▶ _PROBLEM STATEMENT_
Please answer these questions from the post about a difficult school experience:
1. How many children were in the family the writer grew up in?
2. What kind of school did the writer attend for high school?
3. What score did the writer get on the verbal portion of the history test?
** SOURCE DOCUMENT follows **
@CaptainHarley Thank you for your service!
@wundayatta OK, here’s my soul!...
I was raised in a large (one of eight), extremely loving family. In spite of this, I had a lot of insecurities growing up. I think I may have experienced attention deficit, long before the term was widely known. My parents were constantly wondering why I could not perform in school, in spite of high marks on aptitude and other such tests. I was tall, lanky, and uncoordinated, the typical Clark Kent type nerd, only I had no Superman alter-ego. School was very difficult for me, not because I couldn’t comprehend the material, but because I had difficulty studying and testing. The only area where I could excel was in music. The staff at the boarding school ( where I went to high school) decided that my music was too strong a distraction, considering my scholastic challenges, so I was barred from participating in any musical activities, either alone, or with any school-sponsored program. Then there was the history test. I was very close to being dropped from the school for poor academic performance, and was told that this particular test was my chance to “make it or break it”. I took the test, and scored a failing mark. The principal allowed me to re-take the exact same test, and I did no better. After I finished testing the second time, the principal sat down with me and asked me the same questions on the test, and I was to reply verbally. I aced the verbal portion 100%. Unfortunately, he said he could not accept a verbal performance on a written test.
** End of SOURCE DOCUMENT **
** DATA UNDER STUDY follows **
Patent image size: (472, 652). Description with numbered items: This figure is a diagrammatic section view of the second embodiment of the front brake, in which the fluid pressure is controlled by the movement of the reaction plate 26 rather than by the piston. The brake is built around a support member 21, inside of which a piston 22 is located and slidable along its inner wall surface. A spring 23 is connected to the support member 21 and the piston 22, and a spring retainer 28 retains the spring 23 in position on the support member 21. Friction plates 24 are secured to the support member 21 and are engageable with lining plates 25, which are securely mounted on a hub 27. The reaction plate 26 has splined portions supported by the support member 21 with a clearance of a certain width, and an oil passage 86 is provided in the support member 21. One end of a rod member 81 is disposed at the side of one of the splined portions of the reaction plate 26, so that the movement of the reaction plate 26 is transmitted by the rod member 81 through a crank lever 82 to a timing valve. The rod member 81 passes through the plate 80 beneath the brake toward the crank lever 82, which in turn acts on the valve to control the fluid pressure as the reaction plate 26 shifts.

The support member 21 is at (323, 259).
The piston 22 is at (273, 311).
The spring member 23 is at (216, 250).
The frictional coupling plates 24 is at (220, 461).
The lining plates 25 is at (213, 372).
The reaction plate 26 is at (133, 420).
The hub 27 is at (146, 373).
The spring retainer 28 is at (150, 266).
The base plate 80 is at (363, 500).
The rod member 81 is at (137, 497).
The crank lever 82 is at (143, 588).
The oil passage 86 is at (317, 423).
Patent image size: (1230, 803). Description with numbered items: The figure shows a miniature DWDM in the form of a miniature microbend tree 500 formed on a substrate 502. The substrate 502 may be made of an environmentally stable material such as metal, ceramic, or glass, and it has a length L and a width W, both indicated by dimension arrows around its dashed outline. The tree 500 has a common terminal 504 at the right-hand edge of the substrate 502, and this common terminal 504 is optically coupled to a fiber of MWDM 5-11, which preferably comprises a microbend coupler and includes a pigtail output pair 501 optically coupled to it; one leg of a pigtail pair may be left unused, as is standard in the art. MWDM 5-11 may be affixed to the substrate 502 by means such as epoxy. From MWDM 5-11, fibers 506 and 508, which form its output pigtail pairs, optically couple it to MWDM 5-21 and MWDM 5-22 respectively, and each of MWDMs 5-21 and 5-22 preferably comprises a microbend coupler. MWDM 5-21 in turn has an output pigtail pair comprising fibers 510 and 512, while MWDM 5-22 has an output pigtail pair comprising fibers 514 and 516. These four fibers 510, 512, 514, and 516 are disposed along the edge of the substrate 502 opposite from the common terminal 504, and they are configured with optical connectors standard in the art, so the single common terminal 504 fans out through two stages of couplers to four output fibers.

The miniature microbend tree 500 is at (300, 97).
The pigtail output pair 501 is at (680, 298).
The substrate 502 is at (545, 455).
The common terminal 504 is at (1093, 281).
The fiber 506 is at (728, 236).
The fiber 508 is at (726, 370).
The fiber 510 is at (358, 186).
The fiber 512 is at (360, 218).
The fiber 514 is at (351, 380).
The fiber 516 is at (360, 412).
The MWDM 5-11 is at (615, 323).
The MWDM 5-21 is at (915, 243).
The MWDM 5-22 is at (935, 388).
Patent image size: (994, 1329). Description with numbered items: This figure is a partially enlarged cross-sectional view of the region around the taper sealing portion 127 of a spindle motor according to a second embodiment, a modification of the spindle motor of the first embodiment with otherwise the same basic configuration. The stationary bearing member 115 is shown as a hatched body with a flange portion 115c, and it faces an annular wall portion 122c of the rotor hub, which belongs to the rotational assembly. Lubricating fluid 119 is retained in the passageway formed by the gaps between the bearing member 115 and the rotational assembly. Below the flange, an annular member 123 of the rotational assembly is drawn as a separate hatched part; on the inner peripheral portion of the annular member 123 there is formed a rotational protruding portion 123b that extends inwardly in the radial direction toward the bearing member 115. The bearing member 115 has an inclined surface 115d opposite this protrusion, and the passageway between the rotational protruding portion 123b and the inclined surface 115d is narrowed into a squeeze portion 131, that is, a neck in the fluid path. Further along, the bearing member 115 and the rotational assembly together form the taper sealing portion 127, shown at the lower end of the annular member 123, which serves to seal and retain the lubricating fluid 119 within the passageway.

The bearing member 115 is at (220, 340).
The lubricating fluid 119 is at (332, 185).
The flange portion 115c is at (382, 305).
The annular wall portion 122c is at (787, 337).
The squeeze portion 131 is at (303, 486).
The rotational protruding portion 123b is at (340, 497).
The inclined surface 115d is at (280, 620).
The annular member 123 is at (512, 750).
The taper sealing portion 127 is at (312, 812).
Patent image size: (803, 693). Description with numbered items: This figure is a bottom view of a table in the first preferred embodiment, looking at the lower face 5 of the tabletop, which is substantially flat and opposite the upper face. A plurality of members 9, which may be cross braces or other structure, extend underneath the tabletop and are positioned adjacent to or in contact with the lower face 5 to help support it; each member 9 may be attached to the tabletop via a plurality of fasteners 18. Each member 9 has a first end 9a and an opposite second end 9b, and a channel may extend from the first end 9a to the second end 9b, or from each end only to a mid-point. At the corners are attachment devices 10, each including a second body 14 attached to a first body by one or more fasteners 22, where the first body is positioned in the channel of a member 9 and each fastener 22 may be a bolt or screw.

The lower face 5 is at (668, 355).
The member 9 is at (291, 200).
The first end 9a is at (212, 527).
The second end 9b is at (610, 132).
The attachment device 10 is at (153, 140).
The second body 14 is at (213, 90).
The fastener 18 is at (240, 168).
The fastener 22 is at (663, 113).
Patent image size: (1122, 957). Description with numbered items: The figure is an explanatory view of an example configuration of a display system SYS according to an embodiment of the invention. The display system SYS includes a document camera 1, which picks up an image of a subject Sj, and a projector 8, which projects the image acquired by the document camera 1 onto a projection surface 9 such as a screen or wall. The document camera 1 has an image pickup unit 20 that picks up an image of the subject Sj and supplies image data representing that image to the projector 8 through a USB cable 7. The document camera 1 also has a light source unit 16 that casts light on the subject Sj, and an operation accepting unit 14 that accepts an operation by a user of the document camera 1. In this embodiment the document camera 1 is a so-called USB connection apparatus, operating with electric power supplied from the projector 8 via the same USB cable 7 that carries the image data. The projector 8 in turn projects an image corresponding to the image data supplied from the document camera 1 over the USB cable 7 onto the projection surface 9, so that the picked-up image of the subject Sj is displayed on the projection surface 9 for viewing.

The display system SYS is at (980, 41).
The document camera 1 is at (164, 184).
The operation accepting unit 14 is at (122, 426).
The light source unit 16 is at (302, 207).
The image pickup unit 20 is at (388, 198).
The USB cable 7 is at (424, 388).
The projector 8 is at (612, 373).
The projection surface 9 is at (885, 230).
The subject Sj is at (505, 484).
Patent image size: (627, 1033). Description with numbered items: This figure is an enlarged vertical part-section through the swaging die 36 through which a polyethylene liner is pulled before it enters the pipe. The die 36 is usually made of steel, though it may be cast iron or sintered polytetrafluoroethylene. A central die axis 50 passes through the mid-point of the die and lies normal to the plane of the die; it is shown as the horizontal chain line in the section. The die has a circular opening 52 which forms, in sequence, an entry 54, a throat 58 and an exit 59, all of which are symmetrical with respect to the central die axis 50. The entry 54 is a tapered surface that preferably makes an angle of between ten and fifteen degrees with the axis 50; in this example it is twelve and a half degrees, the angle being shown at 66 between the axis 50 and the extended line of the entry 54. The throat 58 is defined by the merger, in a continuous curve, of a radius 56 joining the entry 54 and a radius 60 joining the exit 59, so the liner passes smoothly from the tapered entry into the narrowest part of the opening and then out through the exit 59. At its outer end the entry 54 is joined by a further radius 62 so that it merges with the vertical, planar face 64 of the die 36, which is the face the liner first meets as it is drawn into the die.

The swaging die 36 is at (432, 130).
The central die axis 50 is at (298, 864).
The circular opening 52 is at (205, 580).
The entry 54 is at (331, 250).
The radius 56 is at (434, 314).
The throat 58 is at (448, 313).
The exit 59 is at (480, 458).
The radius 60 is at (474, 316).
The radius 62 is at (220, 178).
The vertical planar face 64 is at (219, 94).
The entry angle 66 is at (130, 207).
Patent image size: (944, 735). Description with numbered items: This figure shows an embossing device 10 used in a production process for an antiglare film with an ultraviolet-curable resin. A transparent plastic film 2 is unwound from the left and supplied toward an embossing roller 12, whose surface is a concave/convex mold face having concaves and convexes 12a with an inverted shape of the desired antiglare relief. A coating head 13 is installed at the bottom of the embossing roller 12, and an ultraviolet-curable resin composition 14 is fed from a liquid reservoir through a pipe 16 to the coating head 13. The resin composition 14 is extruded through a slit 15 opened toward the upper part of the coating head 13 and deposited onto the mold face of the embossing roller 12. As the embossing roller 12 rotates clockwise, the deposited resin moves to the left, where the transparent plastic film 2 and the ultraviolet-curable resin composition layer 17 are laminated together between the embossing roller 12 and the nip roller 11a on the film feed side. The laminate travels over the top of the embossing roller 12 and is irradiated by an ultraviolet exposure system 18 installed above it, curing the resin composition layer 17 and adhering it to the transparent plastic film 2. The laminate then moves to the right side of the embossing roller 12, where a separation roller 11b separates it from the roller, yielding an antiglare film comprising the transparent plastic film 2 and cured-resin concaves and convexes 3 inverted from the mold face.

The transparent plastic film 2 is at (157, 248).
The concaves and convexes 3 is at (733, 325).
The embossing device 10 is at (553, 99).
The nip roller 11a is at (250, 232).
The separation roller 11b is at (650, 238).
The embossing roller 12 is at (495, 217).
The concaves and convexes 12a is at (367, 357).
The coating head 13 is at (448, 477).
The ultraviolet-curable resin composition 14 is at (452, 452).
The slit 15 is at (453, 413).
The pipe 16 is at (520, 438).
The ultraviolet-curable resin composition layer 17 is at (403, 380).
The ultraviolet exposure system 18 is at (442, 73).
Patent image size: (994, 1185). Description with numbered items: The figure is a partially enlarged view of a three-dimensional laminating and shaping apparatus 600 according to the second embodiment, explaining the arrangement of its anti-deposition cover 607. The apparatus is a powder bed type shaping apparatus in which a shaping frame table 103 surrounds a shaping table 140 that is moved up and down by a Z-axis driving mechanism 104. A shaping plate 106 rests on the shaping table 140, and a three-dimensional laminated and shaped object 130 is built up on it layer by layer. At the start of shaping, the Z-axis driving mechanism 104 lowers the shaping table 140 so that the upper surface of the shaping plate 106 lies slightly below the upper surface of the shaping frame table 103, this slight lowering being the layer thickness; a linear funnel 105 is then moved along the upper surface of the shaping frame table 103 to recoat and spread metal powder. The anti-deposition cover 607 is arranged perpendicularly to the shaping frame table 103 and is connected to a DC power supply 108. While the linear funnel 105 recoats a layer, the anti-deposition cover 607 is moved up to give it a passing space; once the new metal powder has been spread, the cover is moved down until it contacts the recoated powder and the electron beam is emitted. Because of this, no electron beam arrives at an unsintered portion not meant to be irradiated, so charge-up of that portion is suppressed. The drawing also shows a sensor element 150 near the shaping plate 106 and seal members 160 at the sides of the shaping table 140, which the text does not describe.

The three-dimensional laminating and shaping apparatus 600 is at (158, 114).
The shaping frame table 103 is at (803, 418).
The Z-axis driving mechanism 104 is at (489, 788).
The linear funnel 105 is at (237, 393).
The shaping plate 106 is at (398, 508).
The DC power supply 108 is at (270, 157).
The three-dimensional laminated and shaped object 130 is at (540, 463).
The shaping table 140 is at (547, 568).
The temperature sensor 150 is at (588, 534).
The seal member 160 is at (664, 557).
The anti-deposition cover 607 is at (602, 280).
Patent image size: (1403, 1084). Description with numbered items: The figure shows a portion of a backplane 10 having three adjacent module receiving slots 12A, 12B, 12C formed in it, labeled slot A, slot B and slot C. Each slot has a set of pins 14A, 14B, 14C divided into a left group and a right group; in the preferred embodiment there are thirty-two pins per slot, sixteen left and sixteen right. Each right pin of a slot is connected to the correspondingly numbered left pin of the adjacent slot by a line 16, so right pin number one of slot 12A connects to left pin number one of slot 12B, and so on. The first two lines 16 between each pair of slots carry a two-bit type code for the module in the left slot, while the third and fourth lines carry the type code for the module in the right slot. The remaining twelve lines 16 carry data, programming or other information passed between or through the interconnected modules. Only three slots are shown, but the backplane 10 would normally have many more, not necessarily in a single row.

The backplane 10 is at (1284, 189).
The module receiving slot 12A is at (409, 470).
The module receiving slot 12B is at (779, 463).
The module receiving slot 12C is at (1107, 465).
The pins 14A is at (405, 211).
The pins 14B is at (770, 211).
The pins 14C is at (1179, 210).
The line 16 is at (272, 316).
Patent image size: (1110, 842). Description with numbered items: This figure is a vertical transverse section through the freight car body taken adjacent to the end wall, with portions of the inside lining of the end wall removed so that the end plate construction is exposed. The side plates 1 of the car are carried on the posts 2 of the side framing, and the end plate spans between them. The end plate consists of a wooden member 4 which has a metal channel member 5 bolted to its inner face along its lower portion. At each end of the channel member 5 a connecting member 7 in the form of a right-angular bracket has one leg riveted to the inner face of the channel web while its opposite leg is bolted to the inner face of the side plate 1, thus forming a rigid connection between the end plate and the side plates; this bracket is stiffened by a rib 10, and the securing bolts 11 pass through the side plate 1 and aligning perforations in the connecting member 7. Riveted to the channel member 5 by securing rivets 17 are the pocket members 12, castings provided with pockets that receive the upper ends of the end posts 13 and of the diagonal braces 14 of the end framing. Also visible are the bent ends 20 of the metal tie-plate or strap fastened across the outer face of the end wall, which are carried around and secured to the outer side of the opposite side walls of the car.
** End of DATA UNDER STUDY **
▶ _FINISHED TASK_
1. Eight.
2. A boarding school.
3. 100%.